● **PASSAGE SHOWN**:
BEGIN

2.)  Be smart with purchases.  Only buy new products when I’m running low or when I’ve actually run out of them.  As a makeup addict, I often times find myself ooing and ahhing over the newest thing.  In 2016, I did really well with purchases and didn’t purchase everything and anything that was newly released.  This year, in 2017, I want to incorporate the same but really stick to it.  After destashing  and donating a lot of cosmetic items for 2016, I realized that I need to truly use what I already have.  Money hard earned should be money well spent and buying makeup items only to have them sit since I only have one face, well – I have better things to do with my finances.  I want to continue minimal self spending and splurging and continue to buy less – no matter what it may be… makeup, skin care, planners, pens, whatever.

3.)  Get organized.  This may seem like an easy task for someone like me who likes structure, but the fact of the matter is… I could do so much better.  My desk – while I can find whatever it is I’m looking for, is a mess.  While my time scheduling is organized and structured, my paperwork is a mess and I would love to bring more organization to my household overall.  This may seem like an easy task for one person, but I balance the organization for a whole household of 5 members and I would love to be able to really kick it in gear and get it together.

END

● **RECORDED INFORMATION**:
BEGIN

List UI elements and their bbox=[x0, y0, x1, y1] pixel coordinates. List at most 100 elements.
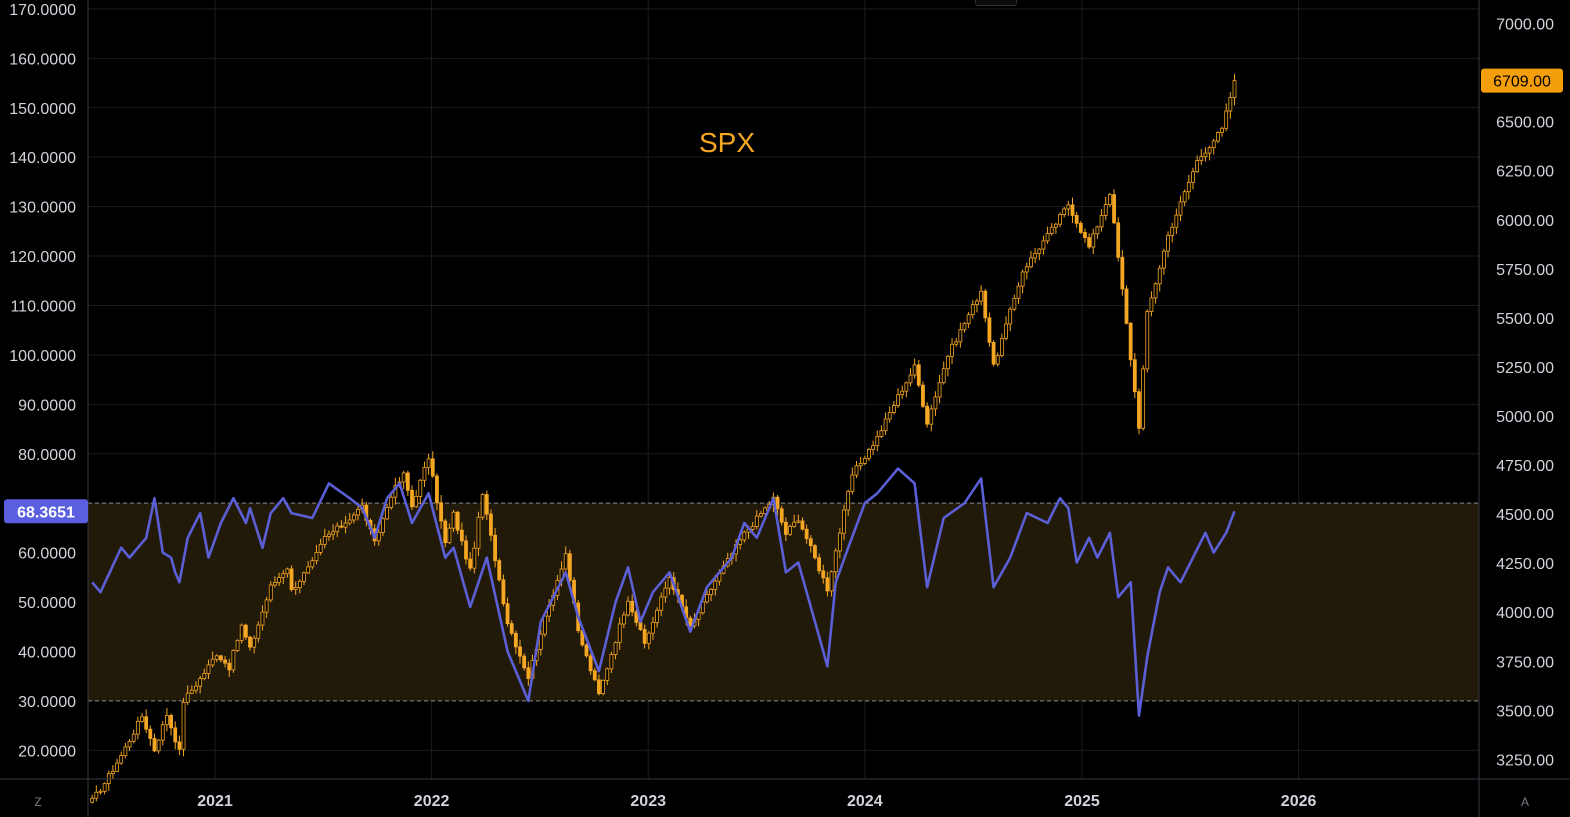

END

● **PROBLEMS**:
[1] How would you translate this sentence from the passage on 2017 resolutions into Spanish: "In 2016, I did really well with purchases and didn’t purchase everything and anything that was newly released."
[2] Could you carry on the passage on 2017 resolutions from the point where it stops?

● **ANSWERS TO THE TASKS**:
[1] En 2016 me fue muy bien con las compras y no compré todo y cualquier cosa que salía como novedad.

[2]
Sub-goals:  a) I would like to organize the paperwork on my desk and in my files.  Trying to reduce paper clutter and keep it at a minimum, keeping only the papers that are needed.  I would like to come up with a proper filing system so that I have an easier time with paperwork.  b)  I really need to organize our household better.  Each month we take donations and try to keep clutter at a minimum, but I think there is so much more I could do.  And, c) I need to organize my time better.  This is important since I work from  home.  I need to be able to organize my work and home schedule to try and make sure I have enough time in the day to accomplish all the things I need to do.

4.)  Wear my hair down more.  This may seem like something that is already being done in my life… but the fact of the matter is, I still consistently wear my hair up in a bun or pulled back.  I need to embrace my natural curls and my hair and really need to find the time and effort to get it under control so that I can wash and wear it easily – without constantly pulling it up.  Since I wear my hair up so often, I am quite accustomed to not having anything in my face and that in it’s own is a difficult thing to get used to.  My goal is to commit to wearing my hair down at least 2x a week so I can get used to it without sacrificing the “on-the-go” lifestyle I live.

5.)  Wear more dresses or dress up more.  Come on now, I have really never been a dress wearing girl.  I’m a tomboy and will wear a pair of jeans or shorts with a t-shirt as much as possible if allowed.  I would like to dress up a little more or wear more dresses so that I’m not so casual.  There’s nothing wrong with dressing casually – it’s just that I do it so much, I forget what it is like to dress up sometimes.  By putting on a dress or just adding a little more flair to my outfits, I think it would make a world of a difference.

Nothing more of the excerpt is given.